_REQUIRED WORK_
Determine how many lines of the entries contain "JSON". Reply with that number alone.

_SUPPLIED MATERIAL_
---
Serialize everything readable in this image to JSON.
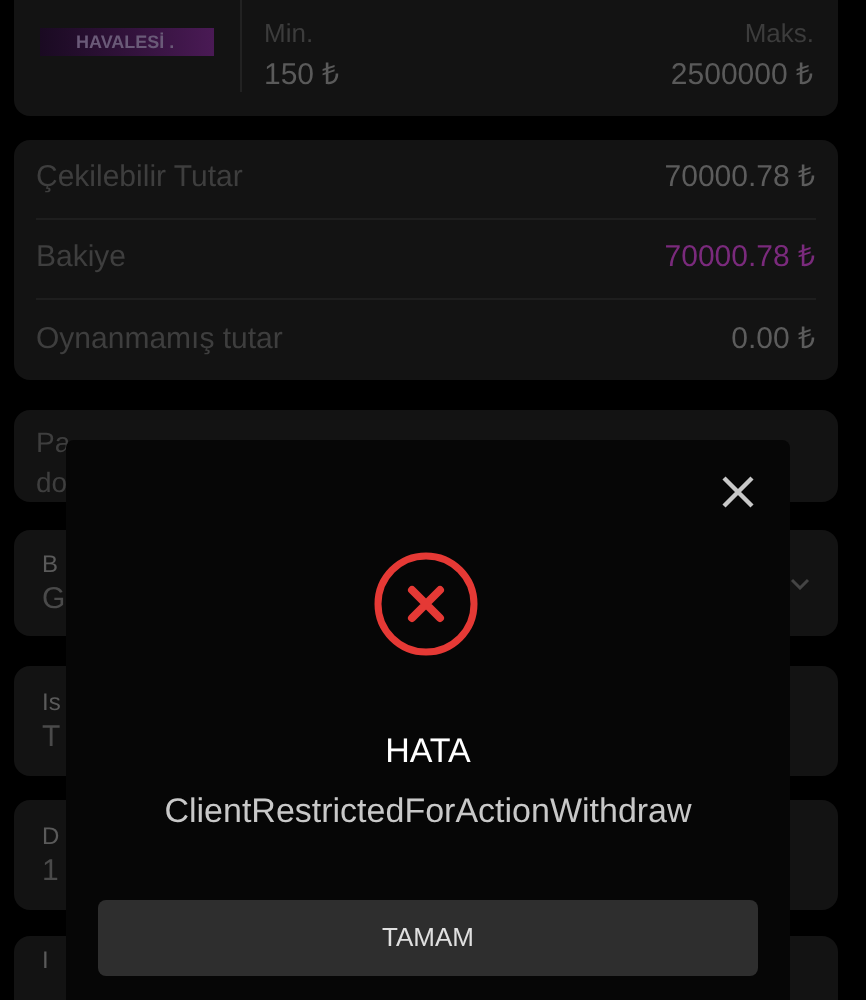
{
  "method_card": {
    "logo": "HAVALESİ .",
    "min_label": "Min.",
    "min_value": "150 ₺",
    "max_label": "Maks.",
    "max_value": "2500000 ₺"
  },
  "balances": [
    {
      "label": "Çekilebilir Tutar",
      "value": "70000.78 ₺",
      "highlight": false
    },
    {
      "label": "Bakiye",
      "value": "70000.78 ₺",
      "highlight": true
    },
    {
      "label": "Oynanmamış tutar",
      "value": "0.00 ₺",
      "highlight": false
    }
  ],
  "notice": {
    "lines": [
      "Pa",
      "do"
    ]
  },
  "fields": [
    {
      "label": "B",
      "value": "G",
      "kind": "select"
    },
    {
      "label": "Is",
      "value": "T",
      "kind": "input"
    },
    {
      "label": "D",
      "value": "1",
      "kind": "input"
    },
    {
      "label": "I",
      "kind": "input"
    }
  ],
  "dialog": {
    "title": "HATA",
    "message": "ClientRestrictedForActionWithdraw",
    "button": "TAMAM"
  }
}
---
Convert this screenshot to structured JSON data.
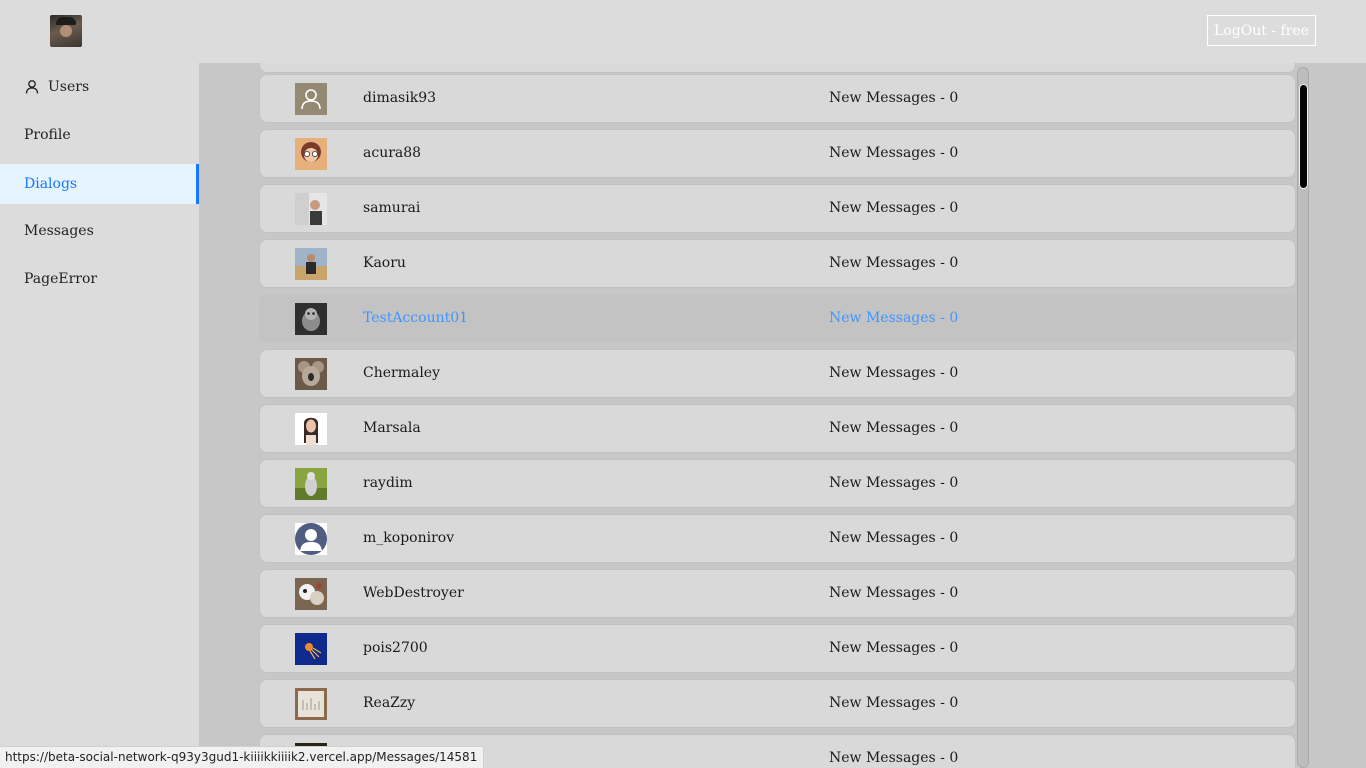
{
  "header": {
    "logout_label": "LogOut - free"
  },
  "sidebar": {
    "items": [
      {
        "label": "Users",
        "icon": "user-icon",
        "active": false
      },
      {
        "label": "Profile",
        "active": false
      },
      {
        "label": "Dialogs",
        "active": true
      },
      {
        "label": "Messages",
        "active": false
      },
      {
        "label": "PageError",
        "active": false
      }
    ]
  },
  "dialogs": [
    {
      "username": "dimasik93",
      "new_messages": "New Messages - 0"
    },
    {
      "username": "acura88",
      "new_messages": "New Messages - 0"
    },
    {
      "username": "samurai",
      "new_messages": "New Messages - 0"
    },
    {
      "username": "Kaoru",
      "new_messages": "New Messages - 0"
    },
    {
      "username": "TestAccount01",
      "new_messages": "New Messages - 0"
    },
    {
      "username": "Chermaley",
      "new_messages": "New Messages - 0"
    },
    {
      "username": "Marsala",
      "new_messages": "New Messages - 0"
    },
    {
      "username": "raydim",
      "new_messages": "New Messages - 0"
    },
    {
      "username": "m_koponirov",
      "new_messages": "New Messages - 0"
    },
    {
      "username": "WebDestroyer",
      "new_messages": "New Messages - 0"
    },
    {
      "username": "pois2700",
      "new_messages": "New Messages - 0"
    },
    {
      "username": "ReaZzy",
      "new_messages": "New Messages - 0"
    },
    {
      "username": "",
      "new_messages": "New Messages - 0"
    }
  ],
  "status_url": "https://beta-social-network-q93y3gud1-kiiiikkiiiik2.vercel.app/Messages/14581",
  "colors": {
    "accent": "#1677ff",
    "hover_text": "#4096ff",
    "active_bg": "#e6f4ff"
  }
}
---
_WRITTEN ANSWER_
2